| Objective |
Take each line that has the word "jeszcze" and return it.

| Input material |
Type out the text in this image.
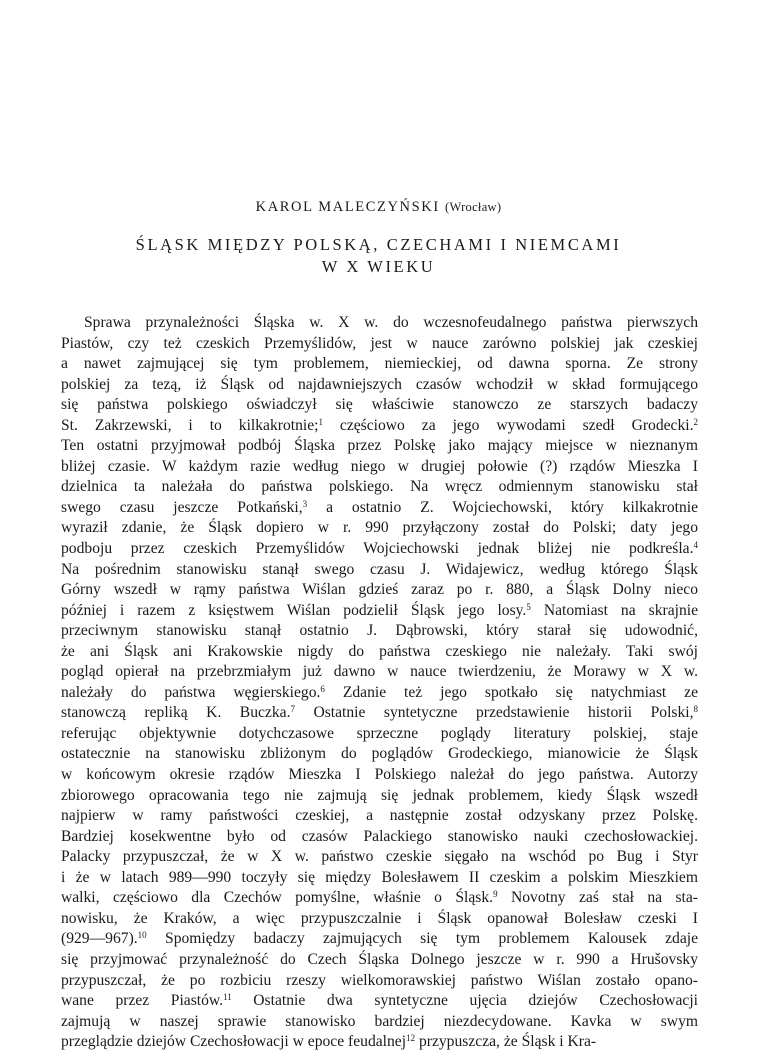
KAROL MALECZYŃSKI (Wrocław)
ŚLĄSK MIĘDZY POLSKĄ, CZECHAMI I NIEMCAMI
W X WIEKU
Sprawa przynależności Śląska w. X w. do wczesnofeudalnego państwa pierwszych
Piastów, czy też czeskich Przemyślidów, jest w nauce zarówno polskiej jak czeskiej
a nawet zajmującej się tym problemem, niemieckiej, od dawna sporna. Ze strony
polskiej za tezą, iż Śląsk od najdawniejszych czasów wchodził w skład formującego
się państwa polskiego oświadczył się właściwie stanowczo ze starszych badaczy
St. Zakrzewski, i to kilkakrotnie;$^1$ częściowo za jego wywodami szedł Grodecki.$^2$
Ten ostatni przyjmował podbój Śląska przez Polskę jako mający miejsce w nieznanym
bliżej czasie. W każdym razie według niego w drugiej połowie (?) rządów Mieszka I
dzielnica ta należała do państwa polskiego. Na wręcz odmiennym stanowisku stał
swego czasu jeszcze Potkański,$^3$ a ostatnio Z. Wojciechowski, który kilkakrotnie
wyraził zdanie, że Śląsk dopiero w r. 990 przyłączony został do Polski; daty jego
podboju przez czeskich Przemyślidów Wojciechowski jednak bliżej nie podkreśla.$^4$
Na pośrednim stanowisku stanął swego czasu J. Widajewicz, według którego Śląsk
Górny wszedł w rąmy państwa Wiślan gdzieś zaraz po r. 880, a Śląsk Dolny nieco
później i razem z księstwem Wiślan podzielił Śląsk jego losy.$^5$ Natomiast na skrajnie
przeciwnym stanowisku stanął ostatnio J. Dąbrowski, który starał się udowodnić,
że ani Śląsk ani Krakowskie nigdy do państwa czeskiego nie należały. Taki swój
pogląd opierał na przebrzmiałym już dawno w nauce twierdzeniu, że Morawy w X w.
należały do państwa węgierskiego.$^6$ Zdanie też jego spotkało się natychmiast ze
stanowczą repliką K. Buczka.$^7$ Ostatnie syntetyczne przedstawienie historii Polski,$^8$
referując objektywnie dotychczasowe sprzeczne poglądy literatury polskiej, staje
ostatecznie na stanowisku zbliżonym do poglądów Grodeckiego, mianowicie że Śląsk
w końcowym okresie rządów Mieszka I Polskiego należał do jego państwa. Autorzy
zbiorowego opracowania tego nie zajmują się jednak problemem, kiedy Śląsk wszedł
najpierw w ramy państwości czeskiej, a następnie został odzyskany przez Polskę.
Bardziej kosekwentne było od czasów Palackiego stanowisko nauki czechosłowackiej.
Palacky przypuszczał, że w X w. państwo czeskie sięgało na wschód po Bug i Styr
i że w latach 989—990 toczyły się między Bolesławem II czeskim a polskim Mieszkiem
walki, częściowo dla Czechów pomyślne, właśnie o Śląsk.$^9$ Novotny zaś stał na sta-
nowisku, że Kraków, a więc przypuszczalnie i Śląsk opanował Bolesław czeski I
(929—967).$^{10}$ Spomiędzy badaczy zajmujących się tym problemem Kalousek zdaje
się przyjmować przynależność do Czech Śląska Dolnego jeszcze w r. 990 a Hrušovsky
przypuszczał, że po rozbiciu rzeszy wielkomorawskiej państwo Wiślan zostało opano-
wane przez Piastów.$^{11}$ Ostatnie dwa syntetyczne ujęcia dziejów Czechosłowacji
zajmują w naszej sprawie stanowisko bardziej niezdecydowane. Kavka w swym
przeglądzie dziejów Czechosłowacji w epoce feudalnej$^{12}$ przypuszcza, że Śląsk i Kra-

| Output |
swego czasu jeszcze Potkański,$^3$ a ostatnio Z. Wojciechowski, który kilkakrotnie
się przyjmować przynależność do Czech Śląska Dolnego jeszcze w r. 990 a Hrušovsky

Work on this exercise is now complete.